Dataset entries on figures
** Start **

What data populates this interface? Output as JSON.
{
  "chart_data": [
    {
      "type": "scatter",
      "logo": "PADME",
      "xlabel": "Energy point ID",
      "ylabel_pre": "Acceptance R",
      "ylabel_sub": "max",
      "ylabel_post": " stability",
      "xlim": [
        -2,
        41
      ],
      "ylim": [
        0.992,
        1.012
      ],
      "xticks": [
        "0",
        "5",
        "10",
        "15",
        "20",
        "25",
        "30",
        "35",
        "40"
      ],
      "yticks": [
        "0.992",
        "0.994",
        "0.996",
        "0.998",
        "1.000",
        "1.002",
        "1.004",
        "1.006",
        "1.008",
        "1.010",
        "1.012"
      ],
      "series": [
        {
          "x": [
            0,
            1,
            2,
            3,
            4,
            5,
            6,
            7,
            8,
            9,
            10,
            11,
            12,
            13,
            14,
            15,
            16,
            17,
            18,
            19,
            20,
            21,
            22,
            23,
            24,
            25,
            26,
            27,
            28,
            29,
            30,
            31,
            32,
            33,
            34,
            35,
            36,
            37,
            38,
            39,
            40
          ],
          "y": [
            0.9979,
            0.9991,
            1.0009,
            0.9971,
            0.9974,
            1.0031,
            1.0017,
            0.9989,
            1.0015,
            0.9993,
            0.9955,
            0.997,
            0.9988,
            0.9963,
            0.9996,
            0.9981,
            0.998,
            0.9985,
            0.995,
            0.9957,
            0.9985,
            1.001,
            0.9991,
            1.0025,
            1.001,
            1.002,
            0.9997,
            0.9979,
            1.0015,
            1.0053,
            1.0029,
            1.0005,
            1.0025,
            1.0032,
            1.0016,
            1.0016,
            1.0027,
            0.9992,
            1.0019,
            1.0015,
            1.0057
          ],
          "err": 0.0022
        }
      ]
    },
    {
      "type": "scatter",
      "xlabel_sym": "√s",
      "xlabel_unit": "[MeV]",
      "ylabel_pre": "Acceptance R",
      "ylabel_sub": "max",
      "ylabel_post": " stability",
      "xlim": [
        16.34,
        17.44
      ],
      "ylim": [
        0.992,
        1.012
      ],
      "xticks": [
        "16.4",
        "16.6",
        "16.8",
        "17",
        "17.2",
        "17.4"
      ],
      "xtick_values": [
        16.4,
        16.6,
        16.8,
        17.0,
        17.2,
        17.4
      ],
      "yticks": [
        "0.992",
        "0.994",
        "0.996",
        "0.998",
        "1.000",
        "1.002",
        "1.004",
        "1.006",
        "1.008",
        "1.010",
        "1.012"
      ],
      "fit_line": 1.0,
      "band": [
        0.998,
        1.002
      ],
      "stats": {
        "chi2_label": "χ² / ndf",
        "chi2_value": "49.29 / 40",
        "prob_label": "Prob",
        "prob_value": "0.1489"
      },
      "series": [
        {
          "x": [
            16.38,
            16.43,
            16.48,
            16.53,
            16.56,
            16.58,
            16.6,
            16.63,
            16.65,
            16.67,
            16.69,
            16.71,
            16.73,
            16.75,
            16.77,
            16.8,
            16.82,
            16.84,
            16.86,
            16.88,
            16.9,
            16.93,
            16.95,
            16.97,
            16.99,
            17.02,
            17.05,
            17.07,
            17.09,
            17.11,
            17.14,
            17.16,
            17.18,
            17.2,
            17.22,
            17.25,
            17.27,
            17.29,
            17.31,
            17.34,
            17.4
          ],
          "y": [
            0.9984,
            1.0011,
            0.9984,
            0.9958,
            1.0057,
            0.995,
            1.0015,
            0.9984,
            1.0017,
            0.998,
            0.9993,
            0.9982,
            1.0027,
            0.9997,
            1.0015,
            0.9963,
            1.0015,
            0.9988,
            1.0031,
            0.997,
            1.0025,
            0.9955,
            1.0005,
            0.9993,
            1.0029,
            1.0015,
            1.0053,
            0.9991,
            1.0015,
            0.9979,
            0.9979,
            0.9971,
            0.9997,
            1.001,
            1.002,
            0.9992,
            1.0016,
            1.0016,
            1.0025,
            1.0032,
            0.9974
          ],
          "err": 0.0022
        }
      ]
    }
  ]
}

** End **

» **THE TASK**: Take the listing above and write it out again exactly.

» **EXPECTED OUTPUT**:
What data populates this interface? Output as JSON.
{
  "chart_data": [
    {
      "type": "scatter",
      "logo": "PADME",
      "xlabel": "Energy point ID",
      "ylabel_pre": "Acceptance R",
      "ylabel_sub": "max",
      "ylabel_post": " stability",
      "xlim": [
        -2,
        41
      ],
      "ylim": [
        0.992,
        1.012
      ],
      "xticks": [
        "0",
        "5",
        "10",
        "15",
        "20",
        "25",
        "30",
        "35",
        "40"
      ],
      "yticks": [
        "0.992",
        "0.994",
        "0.996",
        "0.998",
        "1.000",
        "1.002",
        "1.004",
        "1.006",
        "1.008",
        "1.010",
        "1.012"
      ],
      "series": [
        {
          "x": [
            0,
            1,
            2,
            3,
            4,
            5,
            6,
            7,
            8,
            9,
            10,
            11,
            12,
            13,
            14,
            15,
            16,
            17,
            18,
            19,
            20,
            21,
            22,
            23,
            24,
            25,
            26,
            27,
            28,
            29,
            30,
            31,
            32,
            33,
            34,
            35,
            36,
            37,
            38,
            39,
            40
          ],
          "y": [
            0.9979,
            0.9991,
            1.0009,
            0.9971,
            0.9974,
            1.0031,
            1.0017,
            0.9989,
            1.0015,
            0.9993,
            0.9955,
            0.997,
            0.9988,
            0.9963,
            0.9996,
            0.9981,
            0.998,
            0.9985,
            0.995,
            0.9957,
            0.9985,
            1.001,
            0.9991,
            1.0025,
            1.001,
            1.002,
            0.9997,
            0.9979,
            1.0015,
            1.0053,
            1.0029,
            1.0005,
            1.0025,
            1.0032,
            1.0016,
            1.0016,
            1.0027,
            0.9992,
            1.0019,
            1.0015,
            1.0057
          ],
          "err": 0.0022
        }
      ]
    },
    {
      "type": "scatter",
      "xlabel_sym": "√s",
      "xlabel_unit": "[MeV]",
      "ylabel_pre": "Acceptance R",
      "ylabel_sub": "max",
      "ylabel_post": " stability",
      "xlim": [
        16.34,
        17.44
      ],
      "ylim": [
        0.992,
        1.012
      ],
      "xticks": [
        "16.4",
        "16.6",
        "16.8",
        "17",
        "17.2",
        "17.4"
      ],
      "xtick_values": [
        16.4,
        16.6,
        16.8,
        17.0,
        17.2,
        17.4
      ],
      "yticks": [
        "0.992",
        "0.994",
        "0.996",
        "0.998",
        "1.000",
        "1.002",
        "1.004",
        "1.006",
        "1.008",
        "1.010",
        "1.012"
      ],
      "fit_line": 1.0,
      "band": [
        0.998,
        1.002
      ],
      "stats": {
        "chi2_label": "χ² / ndf",
        "chi2_value": "49.29 / 40",
        "prob_label": "Prob",
        "prob_value": "0.1489"
      },
      "series": [
        {
          "x": [
            16.38,
            16.43,
            16.48,
            16.53,
            16.56,
            16.58,
            16.6,
            16.63,
            16.65,
            16.67,
            16.69,
            16.71,
            16.73,
            16.75,
            16.77,
            16.8,
            16.82,
            16.84,
            16.86,
            16.88,
            16.9,
            16.93,
            16.95,
            16.97,
            16.99,
            17.02,
            17.05,
            17.07,
            17.09,
            17.11,
            17.14,
            17.16,
            17.18,
            17.2,
            17.22,
            17.25,
            17.27,
            17.29,
            17.31,
            17.34,
            17.4
          ],
          "y": [
            0.9984,
            1.0011,
            0.9984,
            0.9958,
            1.0057,
            0.995,
            1.0015,
            0.9984,
            1.0017,
            0.998,
            0.9993,
            0.9982,
            1.0027,
            0.9997,
            1.0015,
            0.9963,
            1.0015,
            0.9988,
            1.0031,
            0.997,
            1.0025,
            0.9955,
            1.0005,
            0.9993,
            1.0029,
            1.0015,
            1.0053,
            0.9991,
            1.0015,
            0.9979,
            0.9979,
            0.9971,
            0.9997,
            1.001,
            1.002,
            0.9992,
            1.0016,
            1.0016,
            1.0025,
            1.0032,
            0.9974
          ],
          "err": 0.0022
        }
      ]
    }
  ]
}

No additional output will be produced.